→ MATERIALS PROVIDED:
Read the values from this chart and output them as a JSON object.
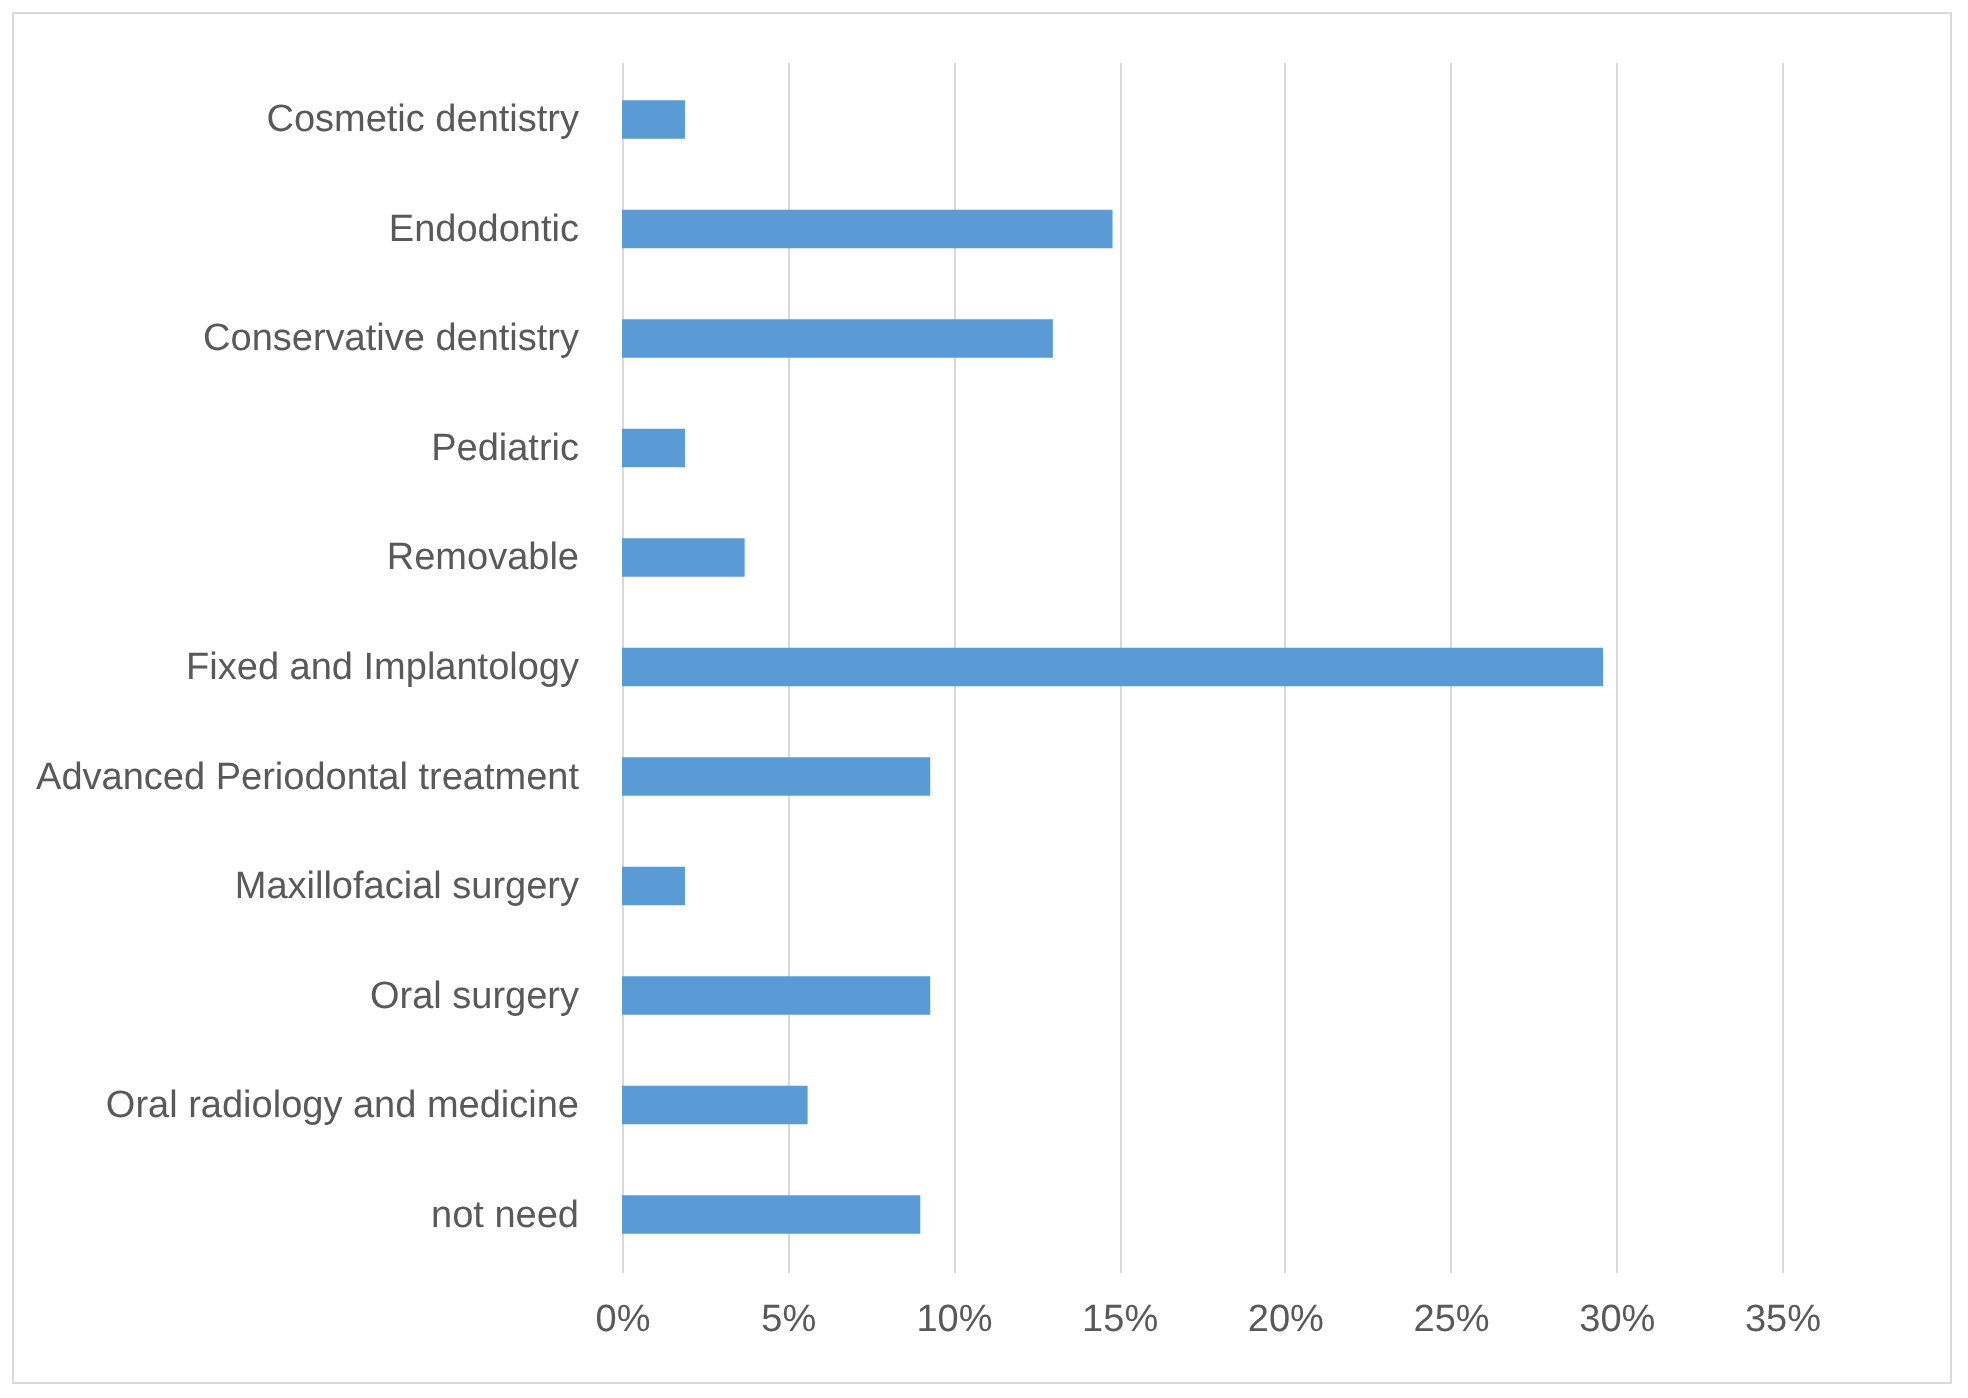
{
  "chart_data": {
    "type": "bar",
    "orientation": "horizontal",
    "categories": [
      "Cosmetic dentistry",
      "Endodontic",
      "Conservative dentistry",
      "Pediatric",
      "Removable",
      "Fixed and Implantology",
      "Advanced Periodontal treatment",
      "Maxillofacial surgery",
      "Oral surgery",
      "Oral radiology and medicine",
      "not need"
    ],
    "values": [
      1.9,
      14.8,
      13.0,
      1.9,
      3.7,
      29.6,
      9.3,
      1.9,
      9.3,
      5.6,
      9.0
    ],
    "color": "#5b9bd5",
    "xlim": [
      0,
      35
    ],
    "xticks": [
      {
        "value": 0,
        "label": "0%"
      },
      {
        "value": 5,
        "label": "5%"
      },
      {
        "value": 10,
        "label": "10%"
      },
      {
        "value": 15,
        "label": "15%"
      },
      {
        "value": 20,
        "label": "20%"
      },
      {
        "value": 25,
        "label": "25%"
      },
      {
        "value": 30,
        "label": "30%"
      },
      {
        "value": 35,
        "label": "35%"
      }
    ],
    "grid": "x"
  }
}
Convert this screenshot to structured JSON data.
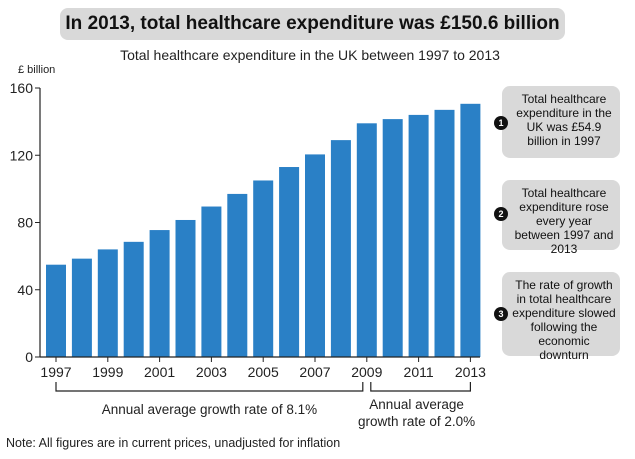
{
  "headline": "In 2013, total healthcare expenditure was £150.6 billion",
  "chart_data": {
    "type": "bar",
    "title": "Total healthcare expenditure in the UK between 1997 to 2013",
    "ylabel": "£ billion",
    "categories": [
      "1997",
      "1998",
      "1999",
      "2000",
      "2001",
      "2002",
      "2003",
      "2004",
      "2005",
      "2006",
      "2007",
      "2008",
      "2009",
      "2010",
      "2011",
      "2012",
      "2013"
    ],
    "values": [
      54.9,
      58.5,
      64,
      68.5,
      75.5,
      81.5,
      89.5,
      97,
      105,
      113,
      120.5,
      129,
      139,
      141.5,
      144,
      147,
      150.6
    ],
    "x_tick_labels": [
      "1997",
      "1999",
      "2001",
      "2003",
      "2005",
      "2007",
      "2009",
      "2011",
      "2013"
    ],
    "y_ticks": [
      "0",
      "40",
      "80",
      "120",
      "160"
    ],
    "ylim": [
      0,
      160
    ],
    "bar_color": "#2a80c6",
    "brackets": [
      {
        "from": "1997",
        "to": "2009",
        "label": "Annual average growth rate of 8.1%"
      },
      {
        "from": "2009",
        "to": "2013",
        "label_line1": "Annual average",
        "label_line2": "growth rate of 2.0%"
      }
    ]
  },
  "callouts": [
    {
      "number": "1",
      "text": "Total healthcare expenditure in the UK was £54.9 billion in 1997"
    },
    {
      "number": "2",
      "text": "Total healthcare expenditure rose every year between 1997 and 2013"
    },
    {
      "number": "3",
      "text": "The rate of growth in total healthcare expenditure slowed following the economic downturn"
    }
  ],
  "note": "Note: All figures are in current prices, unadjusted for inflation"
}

--

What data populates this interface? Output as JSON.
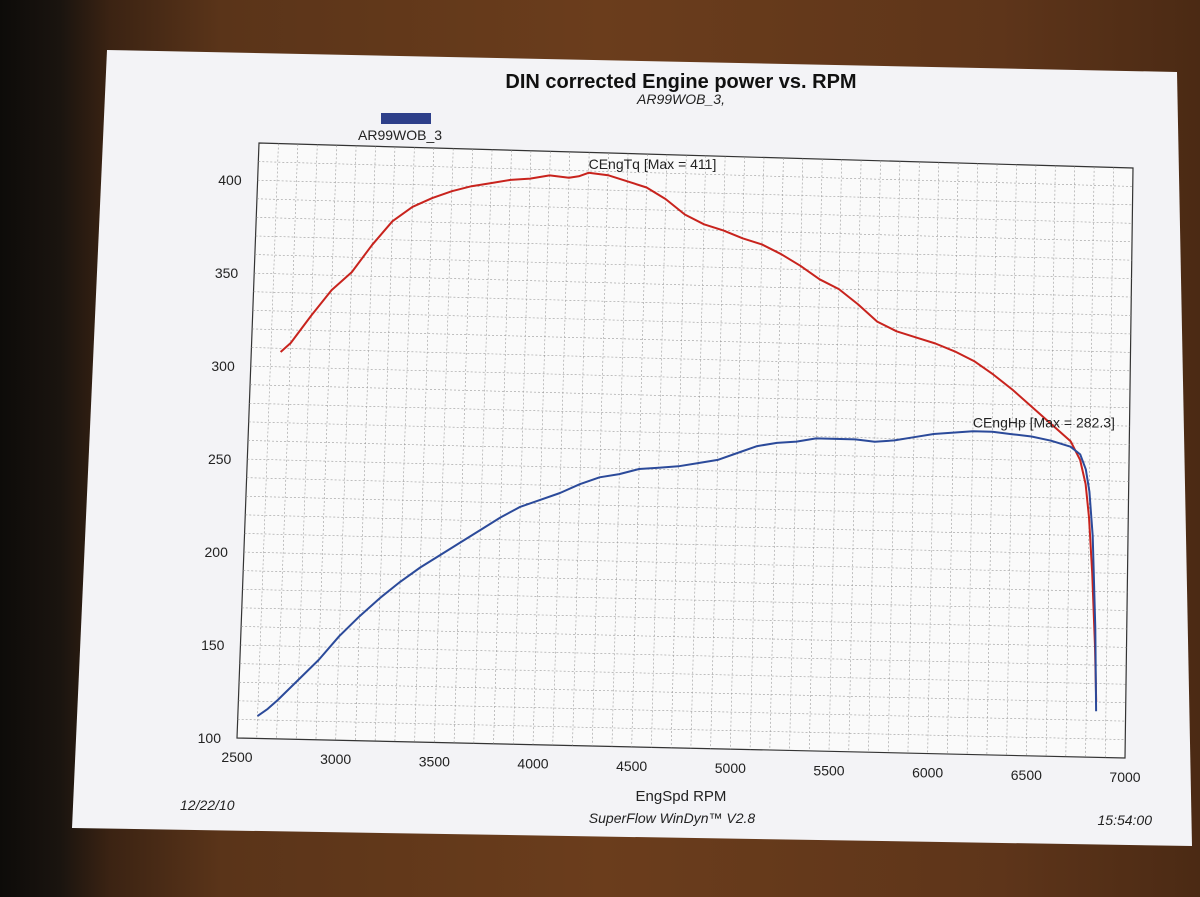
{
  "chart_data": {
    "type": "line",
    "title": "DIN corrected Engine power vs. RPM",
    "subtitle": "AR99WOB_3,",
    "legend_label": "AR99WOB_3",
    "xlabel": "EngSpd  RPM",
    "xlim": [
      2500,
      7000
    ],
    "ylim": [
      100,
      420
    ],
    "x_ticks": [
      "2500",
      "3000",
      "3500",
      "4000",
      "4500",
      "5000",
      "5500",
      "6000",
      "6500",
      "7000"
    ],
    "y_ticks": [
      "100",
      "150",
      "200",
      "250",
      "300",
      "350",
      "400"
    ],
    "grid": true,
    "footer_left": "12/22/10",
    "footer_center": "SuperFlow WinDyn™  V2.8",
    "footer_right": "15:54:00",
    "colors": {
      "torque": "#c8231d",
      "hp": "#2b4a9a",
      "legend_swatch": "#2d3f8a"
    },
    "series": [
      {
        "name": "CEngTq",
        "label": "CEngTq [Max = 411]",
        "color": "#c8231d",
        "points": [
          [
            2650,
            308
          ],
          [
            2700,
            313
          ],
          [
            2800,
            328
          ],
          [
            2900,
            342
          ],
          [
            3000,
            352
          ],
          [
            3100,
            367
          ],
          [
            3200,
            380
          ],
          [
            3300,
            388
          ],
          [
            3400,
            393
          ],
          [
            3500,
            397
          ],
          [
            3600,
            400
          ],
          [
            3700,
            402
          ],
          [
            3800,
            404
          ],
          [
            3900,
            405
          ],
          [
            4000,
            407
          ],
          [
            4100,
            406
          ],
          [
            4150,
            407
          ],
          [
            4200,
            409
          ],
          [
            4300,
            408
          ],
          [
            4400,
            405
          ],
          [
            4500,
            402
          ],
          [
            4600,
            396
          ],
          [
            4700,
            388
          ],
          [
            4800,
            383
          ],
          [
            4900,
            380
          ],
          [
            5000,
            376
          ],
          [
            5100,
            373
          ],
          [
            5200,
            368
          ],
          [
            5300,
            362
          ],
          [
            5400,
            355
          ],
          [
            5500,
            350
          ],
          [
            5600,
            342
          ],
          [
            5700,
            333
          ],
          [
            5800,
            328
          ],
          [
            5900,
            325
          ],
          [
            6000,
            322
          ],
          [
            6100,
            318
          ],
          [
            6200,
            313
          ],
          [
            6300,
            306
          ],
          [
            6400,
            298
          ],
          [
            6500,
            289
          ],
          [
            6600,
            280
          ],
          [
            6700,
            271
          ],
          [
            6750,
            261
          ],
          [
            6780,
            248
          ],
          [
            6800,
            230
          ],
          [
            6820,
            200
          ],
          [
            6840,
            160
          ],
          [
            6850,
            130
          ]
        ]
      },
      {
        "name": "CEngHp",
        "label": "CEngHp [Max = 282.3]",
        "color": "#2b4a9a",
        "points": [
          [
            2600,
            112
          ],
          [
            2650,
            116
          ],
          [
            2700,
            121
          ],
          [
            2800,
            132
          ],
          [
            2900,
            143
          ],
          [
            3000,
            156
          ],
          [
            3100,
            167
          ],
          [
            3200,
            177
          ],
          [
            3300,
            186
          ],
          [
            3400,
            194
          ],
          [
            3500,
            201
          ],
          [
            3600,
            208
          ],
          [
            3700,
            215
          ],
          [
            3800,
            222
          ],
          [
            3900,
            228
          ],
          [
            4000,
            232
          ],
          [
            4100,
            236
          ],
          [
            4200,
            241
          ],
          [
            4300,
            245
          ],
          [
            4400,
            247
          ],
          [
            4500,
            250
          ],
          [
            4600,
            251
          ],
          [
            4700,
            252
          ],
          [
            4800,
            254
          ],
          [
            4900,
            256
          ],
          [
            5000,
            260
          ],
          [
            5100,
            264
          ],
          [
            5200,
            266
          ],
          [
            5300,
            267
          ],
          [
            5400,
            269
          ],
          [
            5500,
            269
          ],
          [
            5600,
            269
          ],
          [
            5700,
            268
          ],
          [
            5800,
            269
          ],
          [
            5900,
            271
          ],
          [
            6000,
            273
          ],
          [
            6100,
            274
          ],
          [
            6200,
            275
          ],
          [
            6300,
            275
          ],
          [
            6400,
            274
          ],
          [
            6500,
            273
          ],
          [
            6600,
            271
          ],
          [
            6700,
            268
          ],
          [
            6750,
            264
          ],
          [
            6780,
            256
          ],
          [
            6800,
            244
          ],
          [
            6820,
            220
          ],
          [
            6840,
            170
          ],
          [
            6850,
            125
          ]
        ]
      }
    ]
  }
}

---

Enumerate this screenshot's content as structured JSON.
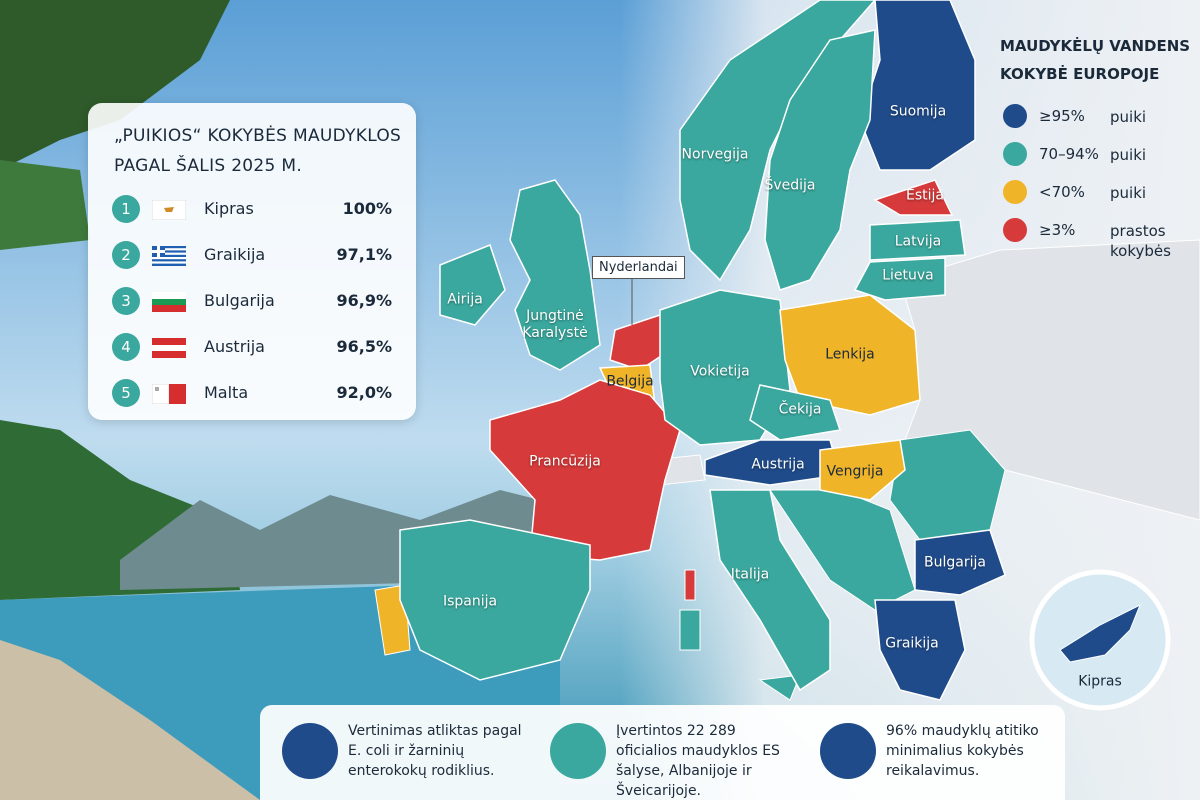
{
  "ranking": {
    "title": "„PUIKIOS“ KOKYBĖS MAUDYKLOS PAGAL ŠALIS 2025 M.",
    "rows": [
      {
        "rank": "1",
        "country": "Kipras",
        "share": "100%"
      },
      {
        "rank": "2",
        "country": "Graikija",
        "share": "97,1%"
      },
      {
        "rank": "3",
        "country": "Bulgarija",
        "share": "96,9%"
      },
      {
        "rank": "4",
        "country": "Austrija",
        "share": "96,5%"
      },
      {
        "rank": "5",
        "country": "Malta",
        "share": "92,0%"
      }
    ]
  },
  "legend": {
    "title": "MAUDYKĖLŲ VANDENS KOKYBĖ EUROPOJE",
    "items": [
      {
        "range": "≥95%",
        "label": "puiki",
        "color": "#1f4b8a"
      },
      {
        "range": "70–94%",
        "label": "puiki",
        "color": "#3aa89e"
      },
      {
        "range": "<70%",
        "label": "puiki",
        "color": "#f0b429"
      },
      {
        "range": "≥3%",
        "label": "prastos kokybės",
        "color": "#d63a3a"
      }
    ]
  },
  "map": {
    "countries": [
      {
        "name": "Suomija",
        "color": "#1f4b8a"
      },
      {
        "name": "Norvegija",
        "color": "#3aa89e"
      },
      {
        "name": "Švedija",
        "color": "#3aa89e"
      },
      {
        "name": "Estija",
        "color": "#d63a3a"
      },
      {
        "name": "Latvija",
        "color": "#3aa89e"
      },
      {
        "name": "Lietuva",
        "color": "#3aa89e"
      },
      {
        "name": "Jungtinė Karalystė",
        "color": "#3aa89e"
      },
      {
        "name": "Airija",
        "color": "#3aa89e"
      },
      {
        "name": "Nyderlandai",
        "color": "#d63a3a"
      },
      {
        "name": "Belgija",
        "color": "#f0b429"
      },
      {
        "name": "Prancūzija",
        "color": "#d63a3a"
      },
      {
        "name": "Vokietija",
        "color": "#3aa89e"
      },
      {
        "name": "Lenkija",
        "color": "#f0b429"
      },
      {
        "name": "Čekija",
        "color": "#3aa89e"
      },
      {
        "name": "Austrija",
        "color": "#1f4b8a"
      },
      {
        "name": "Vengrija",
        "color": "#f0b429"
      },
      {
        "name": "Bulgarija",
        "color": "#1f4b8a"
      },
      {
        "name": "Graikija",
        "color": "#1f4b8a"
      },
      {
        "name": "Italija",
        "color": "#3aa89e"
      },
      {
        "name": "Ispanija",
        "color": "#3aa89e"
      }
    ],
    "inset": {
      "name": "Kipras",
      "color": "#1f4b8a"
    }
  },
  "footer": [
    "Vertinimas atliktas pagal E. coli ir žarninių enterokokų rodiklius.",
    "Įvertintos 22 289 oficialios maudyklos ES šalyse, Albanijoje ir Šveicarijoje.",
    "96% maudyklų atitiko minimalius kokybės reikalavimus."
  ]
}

→ REQUIRED WORK: In the entries above, find each line with the word "dentistry" and show it.

→ RESULT OF THIS EXERCISE:
      "Cosmetic dentistry",
      "Conservative dentistry",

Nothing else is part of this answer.